Check each line of the data for "Arsenic" and select those that have it.

### Dataset rows about figures
★ ★ ★ ★

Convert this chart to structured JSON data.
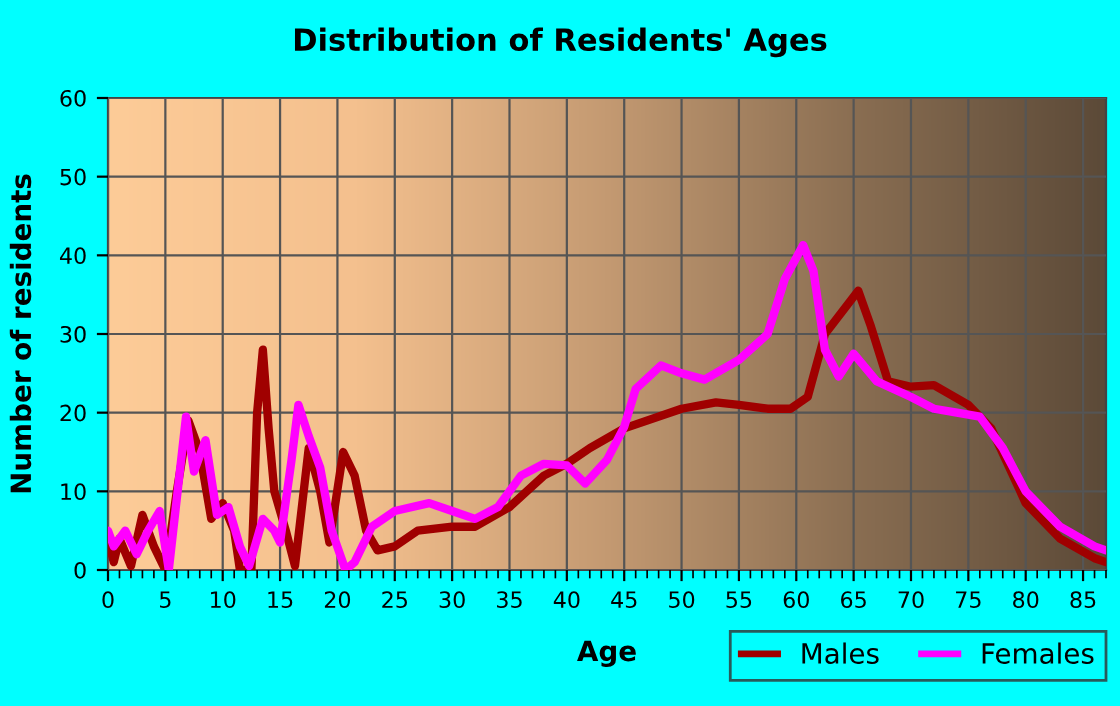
{
  "chart_data": {
    "type": "line",
    "title": "Distribution of Residents' Ages",
    "xlabel": "Age",
    "ylabel": "Number of residents",
    "series": [
      {
        "name": "Males",
        "color": "#a00000",
        "x": [
          0,
          0.5,
          1,
          2,
          3,
          4,
          5,
          6,
          7,
          8,
          9,
          10,
          11,
          11.5,
          12.5,
          13,
          13.5,
          14,
          14.5,
          15.5,
          16.3,
          17.5,
          18.5,
          19.3,
          20.5,
          21.5,
          22.5,
          23.5,
          25,
          27,
          30,
          32,
          35,
          38,
          40,
          42,
          45,
          50,
          53,
          55,
          57.5,
          59.5,
          61,
          62.5,
          65.4,
          66.5,
          68,
          70,
          72,
          75,
          77,
          80,
          83,
          86,
          87
        ],
        "values": [
          4,
          1,
          4,
          0.5,
          7,
          3,
          0,
          10,
          19,
          15,
          6.5,
          8.5,
          5,
          0,
          0,
          20,
          28,
          18,
          10,
          5,
          0.5,
          15.5,
          10,
          3.5,
          15,
          12,
          5,
          2.5,
          3,
          5,
          5.5,
          5.5,
          8,
          12,
          13.5,
          15.5,
          18,
          20.5,
          21.3,
          21,
          20.5,
          20.5,
          22,
          30,
          35.5,
          31,
          24,
          23.3,
          23.5,
          21,
          18,
          8.5,
          4,
          1.5,
          1
        ]
      },
      {
        "name": "Females",
        "color": "#ff00ff",
        "x": [
          0,
          0.5,
          1.5,
          2.5,
          3.5,
          4.5,
          5.3,
          6.8,
          7.5,
          8.5,
          9.5,
          10.5,
          11.5,
          12.3,
          13.5,
          14.5,
          15,
          16,
          16.6,
          17.5,
          18.5,
          19.5,
          20.7,
          21.5,
          23,
          25,
          28,
          30,
          32,
          34,
          36,
          38,
          40,
          41.6,
          43.5,
          45,
          46,
          48.2,
          50,
          52,
          55,
          57.5,
          59,
          60.6,
          61.5,
          62.5,
          63.7,
          65,
          67,
          70,
          72,
          74,
          76,
          78,
          80,
          83,
          86,
          87
        ],
        "values": [
          5,
          3,
          5,
          2,
          5,
          7.5,
          0,
          19.5,
          12.5,
          16.5,
          7,
          8,
          3,
          0.5,
          6.5,
          5,
          3.5,
          14,
          21,
          17,
          13,
          5,
          0,
          1,
          5.5,
          7.5,
          8.5,
          7.5,
          6.5,
          8,
          12,
          13.5,
          13.3,
          11,
          14,
          18.2,
          23,
          26,
          25,
          24.2,
          26.7,
          30,
          37,
          41.3,
          38,
          28,
          24.6,
          27.5,
          24,
          22,
          20.5,
          20,
          19.5,
          15.5,
          10,
          5.5,
          3,
          2.5
        ]
      }
    ],
    "xlim": [
      0,
      87
    ],
    "ylim": [
      0,
      60
    ],
    "xticks": [
      0,
      5,
      10,
      15,
      20,
      25,
      30,
      35,
      40,
      45,
      50,
      55,
      60,
      65,
      70,
      75,
      80,
      85
    ],
    "yticks": [
      0,
      10,
      20,
      30,
      40,
      50,
      60
    ],
    "grid": true,
    "legend": "bottom right",
    "marker": "none",
    "line_style": "solid"
  }
}
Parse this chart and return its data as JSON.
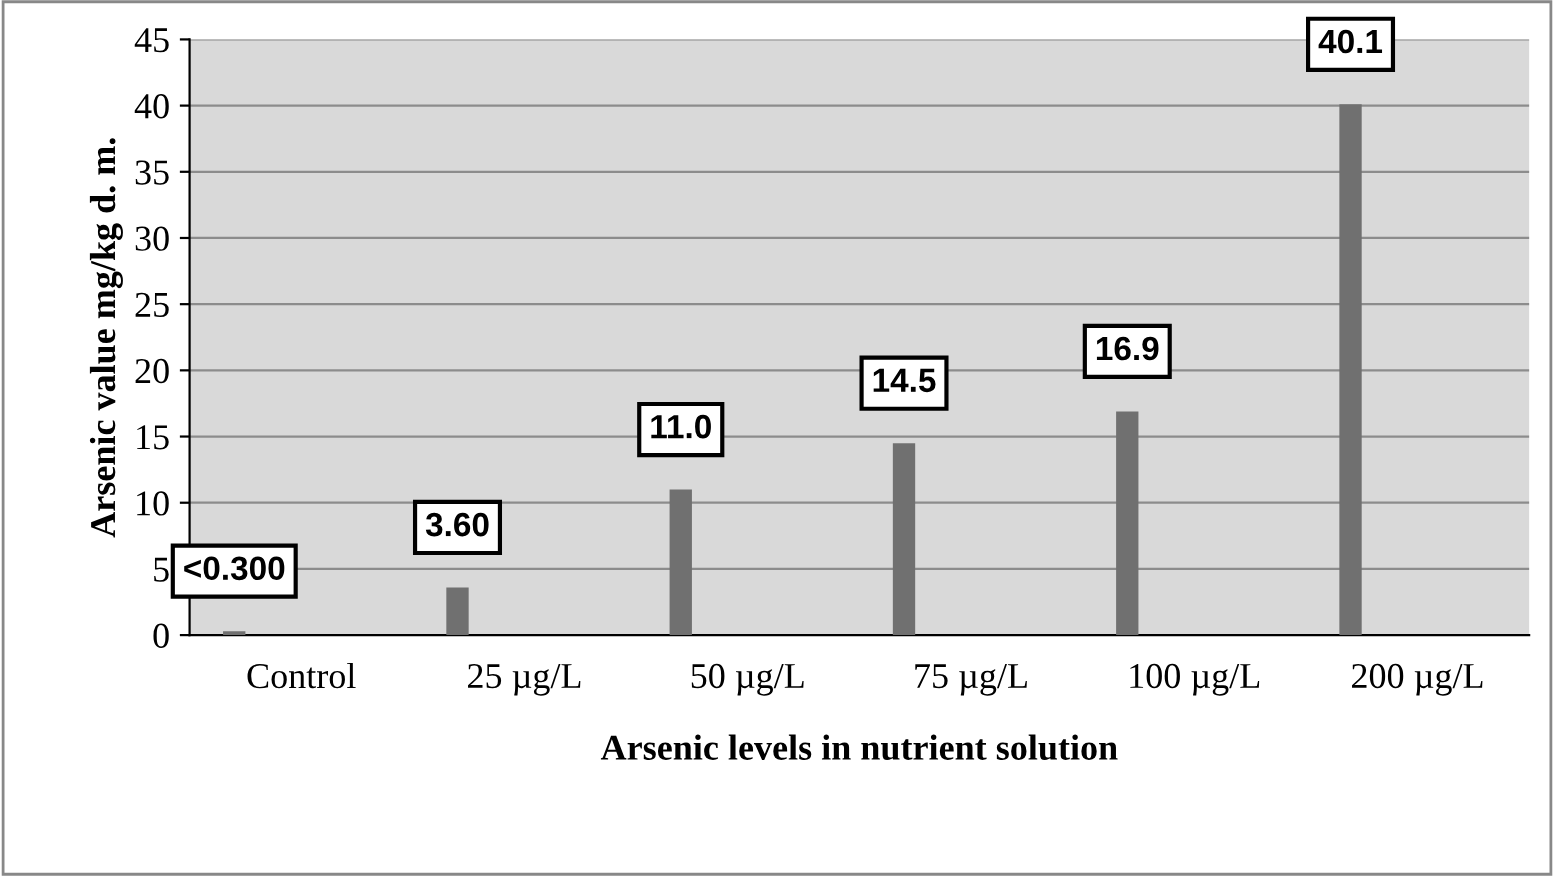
{
  "chart_data": {
    "type": "bar",
    "xlabel": "Arsenic levels in nutrient solution",
    "ylabel": "Arsenic value mg/kg d. m.",
    "categories": [
      "Control",
      "25 µg/L",
      "50 µg/L",
      "75 µg/L",
      "100 µg/L",
      "200 µg/L"
    ],
    "values": [
      0.3,
      3.6,
      11.0,
      14.5,
      16.9,
      40.1
    ],
    "value_labels": [
      "<0.300",
      "3.60",
      "11.0",
      "14.5",
      "16.9",
      "40.1"
    ],
    "color": "#707070",
    "ylim": [
      0,
      45
    ],
    "yticks": [
      0,
      5,
      10,
      15,
      20,
      25,
      30,
      35,
      40,
      45
    ],
    "grid": "y"
  }
}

★ ★ ★ ★

### TASK OUTPUT
    "xlabel": "Arsenic levels in nutrient solution",
    "ylabel": "Arsenic value mg/kg d. m.",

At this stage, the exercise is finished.